::: DATA LINES :::

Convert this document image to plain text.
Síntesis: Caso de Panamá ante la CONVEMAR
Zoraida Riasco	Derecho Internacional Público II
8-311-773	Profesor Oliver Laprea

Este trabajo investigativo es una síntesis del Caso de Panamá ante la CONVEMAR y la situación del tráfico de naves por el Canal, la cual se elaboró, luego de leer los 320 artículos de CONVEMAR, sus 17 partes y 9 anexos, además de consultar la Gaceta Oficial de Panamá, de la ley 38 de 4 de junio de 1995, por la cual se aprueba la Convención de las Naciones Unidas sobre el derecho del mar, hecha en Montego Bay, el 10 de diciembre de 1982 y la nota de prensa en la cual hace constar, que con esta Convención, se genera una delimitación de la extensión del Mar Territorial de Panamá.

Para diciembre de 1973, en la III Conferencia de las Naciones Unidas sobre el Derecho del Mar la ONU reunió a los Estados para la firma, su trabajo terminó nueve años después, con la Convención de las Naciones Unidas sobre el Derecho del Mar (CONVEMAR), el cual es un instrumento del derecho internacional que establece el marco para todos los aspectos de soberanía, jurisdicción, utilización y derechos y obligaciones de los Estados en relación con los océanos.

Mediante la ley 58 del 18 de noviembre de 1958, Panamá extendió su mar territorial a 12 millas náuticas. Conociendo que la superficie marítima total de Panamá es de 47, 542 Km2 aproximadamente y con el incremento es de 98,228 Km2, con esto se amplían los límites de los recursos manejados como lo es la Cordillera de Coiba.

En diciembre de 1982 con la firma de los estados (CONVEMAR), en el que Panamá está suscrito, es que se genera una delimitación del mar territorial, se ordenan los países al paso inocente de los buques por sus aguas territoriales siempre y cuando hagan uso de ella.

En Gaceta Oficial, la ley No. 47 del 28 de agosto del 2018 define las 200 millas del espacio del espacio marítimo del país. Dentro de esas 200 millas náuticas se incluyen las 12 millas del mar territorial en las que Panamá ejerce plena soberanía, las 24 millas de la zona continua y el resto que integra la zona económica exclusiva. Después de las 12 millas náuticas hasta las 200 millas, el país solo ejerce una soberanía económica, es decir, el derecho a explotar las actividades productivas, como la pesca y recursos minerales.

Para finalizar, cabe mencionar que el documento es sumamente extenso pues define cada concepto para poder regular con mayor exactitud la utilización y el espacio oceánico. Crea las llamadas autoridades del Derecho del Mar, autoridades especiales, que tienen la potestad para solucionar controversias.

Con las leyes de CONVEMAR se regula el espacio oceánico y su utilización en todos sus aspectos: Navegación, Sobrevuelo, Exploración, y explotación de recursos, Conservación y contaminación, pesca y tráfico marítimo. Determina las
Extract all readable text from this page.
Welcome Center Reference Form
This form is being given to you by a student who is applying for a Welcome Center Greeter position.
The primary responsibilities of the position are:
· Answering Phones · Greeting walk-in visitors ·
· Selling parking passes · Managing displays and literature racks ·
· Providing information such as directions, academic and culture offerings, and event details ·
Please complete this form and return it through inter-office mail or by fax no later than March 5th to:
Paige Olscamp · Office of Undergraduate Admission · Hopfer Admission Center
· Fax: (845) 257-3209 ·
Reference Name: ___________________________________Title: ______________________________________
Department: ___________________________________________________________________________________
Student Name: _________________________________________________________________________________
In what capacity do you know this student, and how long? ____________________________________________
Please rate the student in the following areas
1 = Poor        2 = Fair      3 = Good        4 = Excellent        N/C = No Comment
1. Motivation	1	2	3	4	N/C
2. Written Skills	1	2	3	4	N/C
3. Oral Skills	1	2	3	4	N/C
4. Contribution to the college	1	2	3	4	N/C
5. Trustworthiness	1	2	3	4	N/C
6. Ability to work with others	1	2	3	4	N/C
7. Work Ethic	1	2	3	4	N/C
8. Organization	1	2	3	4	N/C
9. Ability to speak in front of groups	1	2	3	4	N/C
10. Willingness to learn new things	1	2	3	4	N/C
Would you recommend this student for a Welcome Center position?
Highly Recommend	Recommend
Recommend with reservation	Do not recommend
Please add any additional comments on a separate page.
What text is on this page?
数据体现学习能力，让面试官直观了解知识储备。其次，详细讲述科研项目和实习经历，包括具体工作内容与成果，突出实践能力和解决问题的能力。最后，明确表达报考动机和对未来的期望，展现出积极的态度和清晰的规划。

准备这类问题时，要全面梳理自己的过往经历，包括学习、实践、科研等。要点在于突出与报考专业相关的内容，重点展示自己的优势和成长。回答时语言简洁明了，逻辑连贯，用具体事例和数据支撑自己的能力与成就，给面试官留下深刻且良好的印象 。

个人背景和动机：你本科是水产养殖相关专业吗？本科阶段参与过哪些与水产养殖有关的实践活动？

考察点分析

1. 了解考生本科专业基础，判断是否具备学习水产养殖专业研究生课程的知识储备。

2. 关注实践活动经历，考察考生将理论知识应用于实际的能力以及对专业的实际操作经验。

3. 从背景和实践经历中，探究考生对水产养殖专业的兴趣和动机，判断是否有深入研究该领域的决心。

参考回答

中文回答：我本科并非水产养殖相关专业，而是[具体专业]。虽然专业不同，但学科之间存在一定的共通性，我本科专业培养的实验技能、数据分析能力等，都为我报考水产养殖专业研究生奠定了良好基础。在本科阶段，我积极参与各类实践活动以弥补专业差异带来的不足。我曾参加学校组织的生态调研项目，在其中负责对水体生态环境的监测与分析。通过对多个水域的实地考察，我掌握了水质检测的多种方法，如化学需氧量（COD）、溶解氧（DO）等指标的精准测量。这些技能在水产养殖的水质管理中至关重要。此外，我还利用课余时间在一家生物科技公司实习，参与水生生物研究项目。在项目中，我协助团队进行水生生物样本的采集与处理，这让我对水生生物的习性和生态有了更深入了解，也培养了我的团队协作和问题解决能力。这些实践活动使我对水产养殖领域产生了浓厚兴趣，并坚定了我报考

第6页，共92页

:::

WHAT YOU WILL DO:
Go over the entries above and say how many lines hold the string "Ability", with no other text.

FINAL RESULT:
2